• Aim: Every entry below must be repeated exactly; skip the pictures.

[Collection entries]
────────────────
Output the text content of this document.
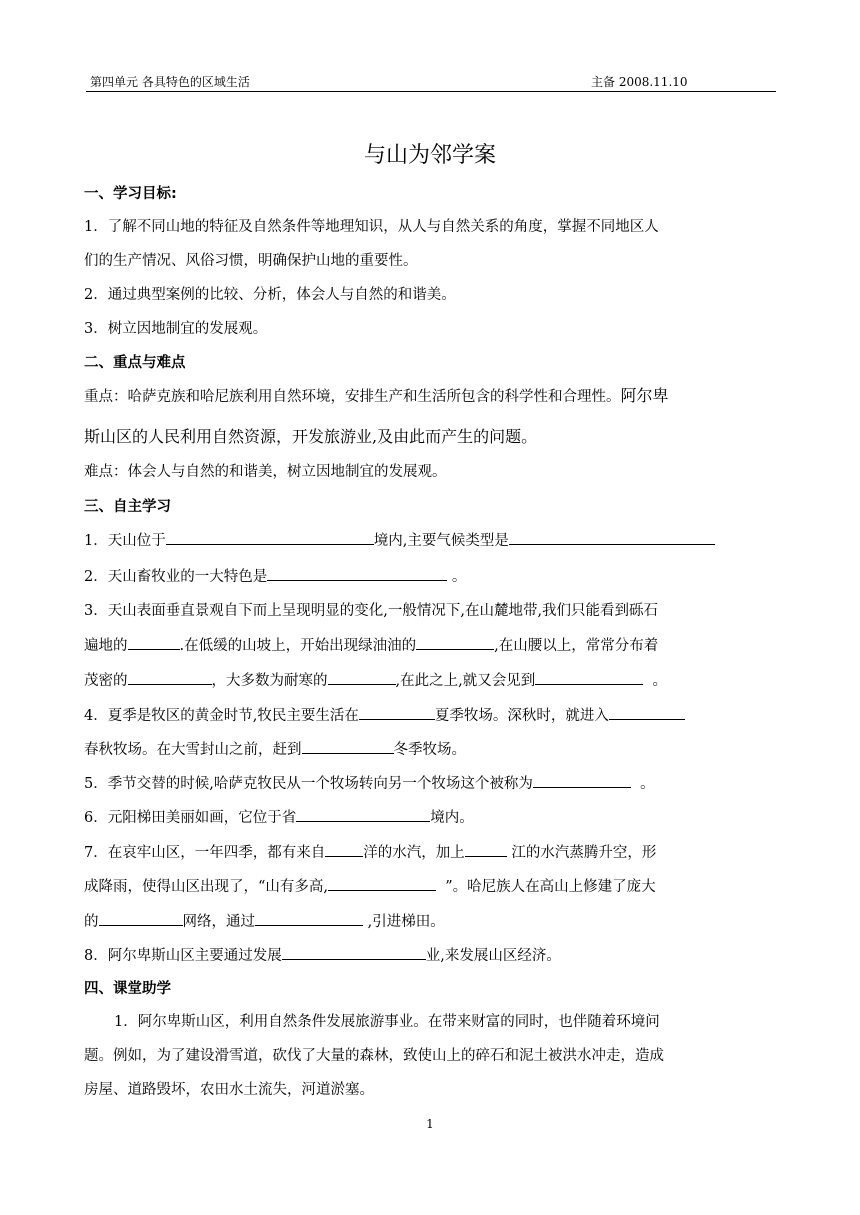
第四单元 各具特色的区域生活	主备 2008.11.10
与山为邻学案
一、学习目标:
1．了解不同山地的特征及自然条件等地理知识，从人与自然关系的角度，掌握不同地区人
们的生产情况、风俗习惯，明确保护山地的重要性。
2．通过典型案例的比较、分析，体会人与自然的和谐美。
3．树立因地制宜的发展观。
二、重点与难点
重点：哈萨克族和哈尼族利用自然环境，安排生产和生活所包含的科学性和合理性。阿尔卑
斯山区的人民利用自然资源，开发旅游业,及由此而产生的问题。
难点：体会人与自然的和谐美，树立因地制宜的发展观。
三、自主学习
1．天山位于	境内,主要气候类型是
2．天山畜牧业的一大特色是	。
3．天山表面垂直景观自下而上呈现明显的变化,一般情况下,在山麓地带,我们只能看到砾石
遍地的	.在低缓的山坡上，开始出现绿油油的	,在山腰以上，常常分布着
茂密的	，大多数为耐寒的	,在此之上,就又会见到	。
4．夏季是牧区的黄金时节,牧民主要生活在	夏季牧场。深秋时，就进入
春秋牧场。在大雪封山之前，赶到	冬季牧场。
5．季节交替的时候,哈萨克牧民从一个牧场转向另一个牧场这个被称为	。
6．元阳梯田美丽如画，它位于省	境内。
7．在哀牢山区，一年四季，都有来自	洋的水汽，加上	江的水汽蒸腾升空，形
成降雨，使得山区出现了，“山有多高,	”。哈尼族人在高山上修建了庞大
的	网络，通过	,引进梯田。
8．阿尔卑斯山区主要通过发展	业,来发展山区经济。
四、课堂助学
1．阿尔卑斯山区，利用自然条件发展旅游事业。在带来财富的同时，也伴随着环境问
题。例如，为了建设滑雪道，砍伐了大量的森林，致使山上的碎石和泥土被洪水冲走，造成
房屋、道路毁坏，农田水土流失，河道淤塞。
1
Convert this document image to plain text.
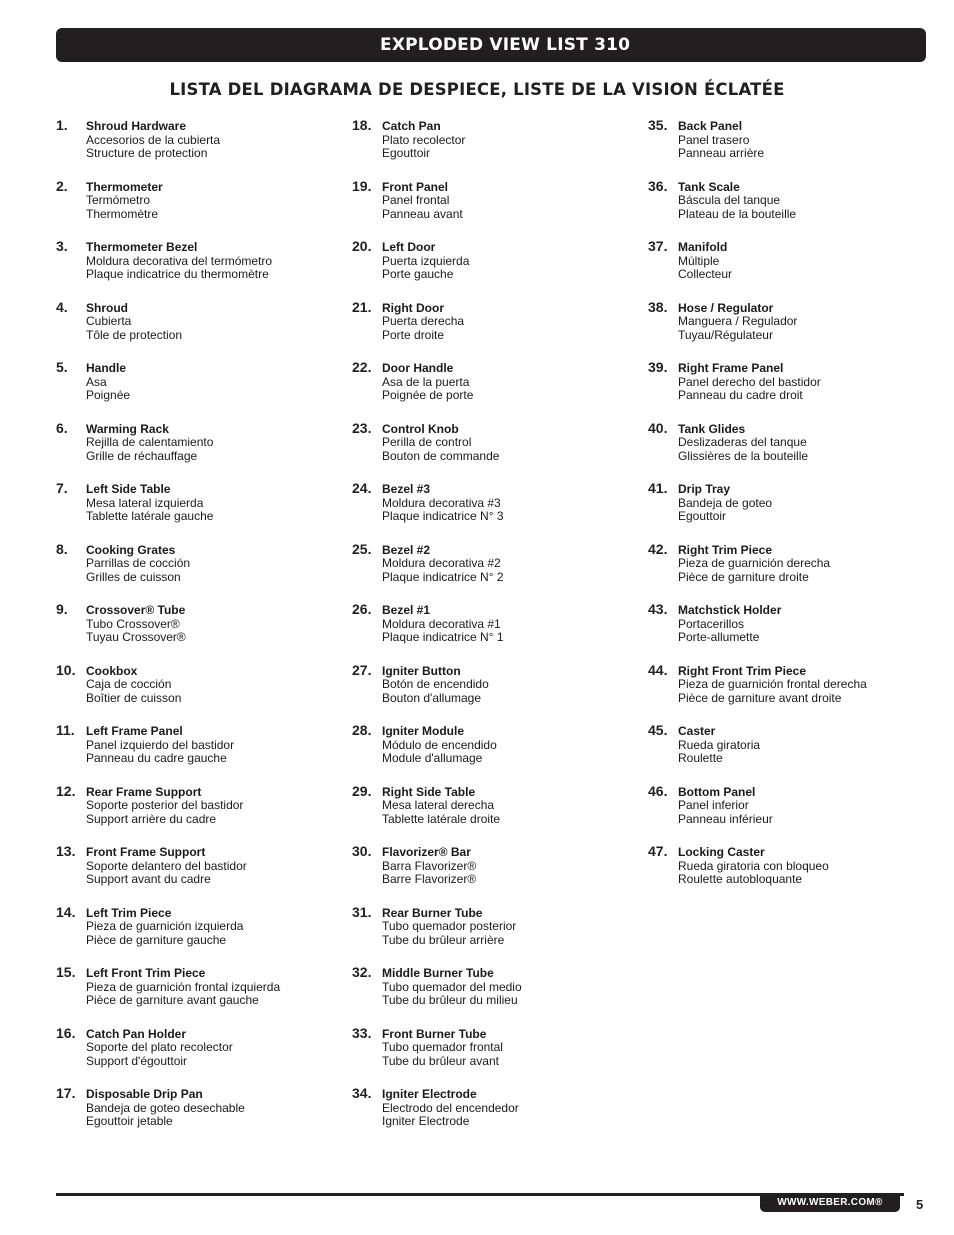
EXPLODED VIEW LIST 310
LISTA DEL DIAGRAMA DE DESPIECE, LISTE DE LA VISION ÉCLATÉE
1. Shroud Hardware
Accesorios de la cubierta
Structure de protection
2. Thermometer
Termómetro
Thermomètre
3. Thermometer Bezel
Moldura decorativa del termómetro
Plaque indicatrice du thermomètre
4. Shroud
Cubierta
Tôle de protection
5. Handle
Asa
Poignée
6. Warming Rack
Rejilla de calentamiento
Grille de réchauffage
7. Left Side Table
Mesa lateral izquierda
Tablette latérale gauche
8. Cooking Grates
Parrillas de cocción
Grilles de cuisson
9. Crossover® Tube
Tubo Crossover®
Tuyau Crossover®
10. Cookbox
Caja de cocción
Boîtier de cuisson
11. Left Frame Panel
Panel izquierdo del bastidor
Panneau du cadre gauche
12. Rear Frame Support
Soporte posterior del bastidor
Support arrière du cadre
13. Front Frame Support
Soporte delantero del bastidor
Support avant du cadre
14. Left Trim Piece
Pieza de guarnición izquierda
Pièce de garniture gauche
15. Left Front Trim Piece
Pieza de guarnición frontal izquierda
Pièce de garniture avant gauche
16. Catch Pan Holder
Soporte del plato recolector
Support d'égouttoir
17. Disposable Drip Pan
Bandeja de goteo desechable
Egouttoir jetable
18. Catch Pan
Plato recolector
Egouttoir
19. Front Panel
Panel frontal
Panneau avant
20. Left Door
Puerta izquierda
Porte gauche
21. Right Door
Puerta derecha
Porte droite
22. Door Handle
Asa de la puerta
Poignée de porte
23. Control Knob
Perilla de control
Bouton de commande
24. Bezel #3
Moldura decorativa #3
Plaque indicatrice N° 3
25. Bezel #2
Moldura decorativa #2
Plaque indicatrice N° 2
26. Bezel #1
Moldura decorativa #1
Plaque indicatrice N° 1
27. Igniter Button
Botón de encendido
Bouton d'allumage
28. Igniter Module
Módulo de encendido
Module d'allumage
29. Right Side Table
Mesa lateral derecha
Tablette latérale droite
30. Flavorizer® Bar
Barra Flavorizer®
Barre Flavorizer®
31. Rear Burner Tube
Tubo quemador posterior
Tube du brûleur arrière
32. Middle Burner Tube
Tubo quemador del medio
Tube du brûleur du milieu
33. Front Burner Tube
Tubo quemador frontal
Tube du brûleur avant
34. Igniter Electrode
Electrodo del encendedor
Igniter Electrode
35. Back Panel
Panel trasero
Panneau arrière
36. Tank Scale
Báscula del tanque
Plateau de la bouteille
37. Manifold
Múltiple
Collecteur
38. Hose / Regulator
Manguera / Regulador
Tuyau/Régulateur
39. Right Frame Panel
Panel derecho del bastidor
Panneau du cadre droit
40. Tank Glides
Deslizaderas del tanque
Glissières de la bouteille
41. Drip Tray
Bandeja de goteo
Egouttoir
42. Right Trim Piece
Pieza de guarnición derecha
Pièce de garniture droite
43. Matchstick Holder
Portacerillos
Porte-allumette
44. Right Front Trim Piece
Pieza de guarnición frontal derecha
Pièce de garniture avant droite
45. Caster
Rueda giratoria
Roulette
46. Bottom Panel
Panel inferior
Panneau inférieur
47. Locking Caster
Rueda giratoria con bloqueo
Roulette autobloquante
WWW.WEBER.COM®	5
────────────────
• Solution:
Output the text content of this document.
第四单元 各具特色的区域生活	主备 2008.11.10
与山为邻学案
一、学习目标:
1．了解不同山地的特征及自然条件等地理知识，从人与自然关系的角度，掌握不同地区人
们的生产情况、风俗习惯，明确保护山地的重要性。
2．通过典型案例的比较、分析，体会人与自然的和谐美。
3．树立因地制宜的发展观。
二、重点与难点
重点：哈萨克族和哈尼族利用自然环境，安排生产和生活所包含的科学性和合理性。阿尔卑
斯山区的人民利用自然资源，开发旅游业,及由此而产生的问题。
难点：体会人与自然的和谐美，树立因地制宜的发展观。
三、自主学习
1．天山位于	境内,主要气候类型是
2．天山畜牧业的一大特色是	。
3．天山表面垂直景观自下而上呈现明显的变化,一般情况下,在山麓地带,我们只能看到砾石
遍地的	.在低缓的山坡上，开始出现绿油油的	,在山腰以上，常常分布着
茂密的	，大多数为耐寒的	,在此之上,就又会见到	。
4．夏季是牧区的黄金时节,牧民主要生活在	夏季牧场。深秋时，就进入
春秋牧场。在大雪封山之前，赶到	冬季牧场。
5．季节交替的时候,哈萨克牧民从一个牧场转向另一个牧场这个被称为	。
6．元阳梯田美丽如画，它位于省	境内。
7．在哀牢山区，一年四季，都有来自	洋的水汽，加上	江的水汽蒸腾升空，形
成降雨，使得山区出现了，“山有多高,	”。哈尼族人在高山上修建了庞大
的	网络，通过	,引进梯田。
8．阿尔卑斯山区主要通过发展	业,来发展山区经济。
四、课堂助学
1．阿尔卑斯山区，利用自然条件发展旅游事业。在带来财富的同时，也伴随着环境问
题。例如，为了建设滑雪道，砍伐了大量的森林，致使山上的碎石和泥土被洪水冲走，造成
房屋、道路毁坏，农田水土流失，河道淤塞。
1
Convert this document image to plain text.
EXPLODED VIEW LIST 310
LISTA DEL DIAGRAMA DE DESPIECE, LISTE DE LA VISION ÉCLATÉE
1. Shroud Hardware
Accesorios de la cubierta
Structure de protection
2. Thermometer
Termómetro
Thermomètre
3. Thermometer Bezel
Moldura decorativa del termómetro
Plaque indicatrice du thermomètre
4. Shroud
Cubierta
Tôle de protection
5. Handle
Asa
Poignée
6. Warming Rack
Rejilla de calentamiento
Grille de réchauffage
7. Left Side Table
Mesa lateral izquierda
Tablette latérale gauche
8. Cooking Grates
Parrillas de cocción
Grilles de cuisson
9. Crossover® Tube
Tubo Crossover®
Tuyau Crossover®
10. Cookbox
Caja de cocción
Boîtier de cuisson
11. Left Frame Panel
Panel izquierdo del bastidor
Panneau du cadre gauche
12. Rear Frame Support
Soporte posterior del bastidor
Support arrière du cadre
13. Front Frame Support
Soporte delantero del bastidor
Support avant du cadre
14. Left Trim Piece
Pieza de guarnición izquierda
Pièce de garniture gauche
15. Left Front Trim Piece
Pieza de guarnición frontal izquierda
Pièce de garniture avant gauche
16. Catch Pan Holder
Soporte del plato recolector
Support d'égouttoir
17. Disposable Drip Pan
Bandeja de goteo desechable
Egouttoir jetable
18. Catch Pan
Plato recolector
Egouttoir
19. Front Panel
Panel frontal
Panneau avant
20. Left Door
Puerta izquierda
Porte gauche
21. Right Door
Puerta derecha
Porte droite
22. Door Handle
Asa de la puerta
Poignée de porte
23. Control Knob
Perilla de control
Bouton de commande
24. Bezel #3
Moldura decorativa #3
Plaque indicatrice N° 3
25. Bezel #2
Moldura decorativa #2
Plaque indicatrice N° 2
26. Bezel #1
Moldura decorativa #1
Plaque indicatrice N° 1
27. Igniter Button
Botón de encendido
Bouton d'allumage
28. Igniter Module
Módulo de encendido
Module d'allumage
29. Right Side Table
Mesa lateral derecha
Tablette latérale droite
30. Flavorizer® Bar
Barra Flavorizer®
Barre Flavorizer®
31. Rear Burner Tube
Tubo quemador posterior
Tube du brûleur arrière
32. Middle Burner Tube
Tubo quemador del medio
Tube du brûleur du milieu
33. Front Burner Tube
Tubo quemador frontal
Tube du brûleur avant
34. Igniter Electrode
Electrodo del encendedor
Igniter Electrode
35. Back Panel
Panel trasero
Panneau arrière
36. Tank Scale
Báscula del tanque
Plateau de la bouteille
37. Manifold
Múltiple
Collecteur
38. Hose / Regulator
Manguera / Regulador
Tuyau/Régulateur
39. Right Frame Panel
Panel derecho del bastidor
Panneau du cadre droit
40. Tank Glides
Deslizaderas del tanque
Glissières de la bouteille
41. Drip Tray
Bandeja de goteo
Egouttoir
42. Right Trim Piece
Pieza de guarnición derecha
Pièce de garniture droite
43. Matchstick Holder
Portacerillos
Porte-allumette
44. Right Front Trim Piece
Pieza de guarnición frontal derecha
Pièce de garniture avant droite
45. Caster
Rueda giratoria
Roulette
46. Bottom Panel
Panel inferior
Panneau inférieur
47. Locking Caster
Rueda giratoria con bloqueo
Roulette autobloquante
WWW.WEBER.COM®	5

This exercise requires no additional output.